Work to do: All lines in which the word "больше" occurs are to be extracted.

━━ Material provided ━━

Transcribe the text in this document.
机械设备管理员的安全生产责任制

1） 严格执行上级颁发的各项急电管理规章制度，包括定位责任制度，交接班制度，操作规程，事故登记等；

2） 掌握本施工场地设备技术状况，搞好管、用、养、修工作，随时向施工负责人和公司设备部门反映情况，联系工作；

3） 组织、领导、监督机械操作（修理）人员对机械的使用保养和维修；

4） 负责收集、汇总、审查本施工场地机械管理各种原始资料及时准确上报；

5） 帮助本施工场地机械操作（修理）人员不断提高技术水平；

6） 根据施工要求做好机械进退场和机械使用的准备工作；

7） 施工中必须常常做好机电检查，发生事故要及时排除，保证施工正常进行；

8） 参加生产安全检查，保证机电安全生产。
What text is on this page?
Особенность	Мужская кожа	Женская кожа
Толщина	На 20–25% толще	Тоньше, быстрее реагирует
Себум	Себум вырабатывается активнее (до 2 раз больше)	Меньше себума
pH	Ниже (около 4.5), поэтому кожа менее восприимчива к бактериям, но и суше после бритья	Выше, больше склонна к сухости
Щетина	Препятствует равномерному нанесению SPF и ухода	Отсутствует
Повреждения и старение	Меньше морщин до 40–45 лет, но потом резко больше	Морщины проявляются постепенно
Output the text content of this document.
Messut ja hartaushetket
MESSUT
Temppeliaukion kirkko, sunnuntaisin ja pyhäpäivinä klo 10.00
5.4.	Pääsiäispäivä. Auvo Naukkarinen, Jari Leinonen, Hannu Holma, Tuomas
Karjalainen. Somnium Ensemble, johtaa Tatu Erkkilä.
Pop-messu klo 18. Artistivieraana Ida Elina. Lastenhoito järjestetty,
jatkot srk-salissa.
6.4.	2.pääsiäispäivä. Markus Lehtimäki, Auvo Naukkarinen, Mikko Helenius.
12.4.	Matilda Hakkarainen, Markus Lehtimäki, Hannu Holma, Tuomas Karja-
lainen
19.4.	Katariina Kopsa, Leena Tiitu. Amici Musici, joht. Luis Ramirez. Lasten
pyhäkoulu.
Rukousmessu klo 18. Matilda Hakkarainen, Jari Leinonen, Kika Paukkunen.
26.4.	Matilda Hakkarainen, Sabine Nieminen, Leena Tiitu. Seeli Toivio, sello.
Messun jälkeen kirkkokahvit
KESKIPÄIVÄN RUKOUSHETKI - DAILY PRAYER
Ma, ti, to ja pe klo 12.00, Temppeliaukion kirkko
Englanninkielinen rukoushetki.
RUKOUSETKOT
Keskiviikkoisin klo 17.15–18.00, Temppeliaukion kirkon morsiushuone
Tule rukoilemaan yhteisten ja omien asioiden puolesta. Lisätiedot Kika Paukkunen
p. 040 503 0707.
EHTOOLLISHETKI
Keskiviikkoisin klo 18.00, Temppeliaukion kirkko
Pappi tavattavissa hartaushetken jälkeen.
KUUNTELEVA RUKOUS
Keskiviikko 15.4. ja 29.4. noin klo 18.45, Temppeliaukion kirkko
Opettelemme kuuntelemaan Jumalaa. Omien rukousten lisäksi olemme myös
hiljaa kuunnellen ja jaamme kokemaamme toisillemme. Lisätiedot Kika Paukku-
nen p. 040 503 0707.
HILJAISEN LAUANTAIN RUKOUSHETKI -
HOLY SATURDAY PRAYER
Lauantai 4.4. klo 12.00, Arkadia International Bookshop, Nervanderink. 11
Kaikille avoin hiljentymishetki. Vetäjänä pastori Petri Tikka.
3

━━━

Result of the task:
Себум	Себум вырабатывается активнее (до 2 раз больше)	Меньше себума
pH	Ниже (около 4.5), поэтому кожа менее восприимчива к бактериям, но и суше после бритья	Выше, больше склонна к сухости
Повреждения и старение	Меньше морщин до 40–45 лет, но потом резко больше	Морщины проявляются постепенно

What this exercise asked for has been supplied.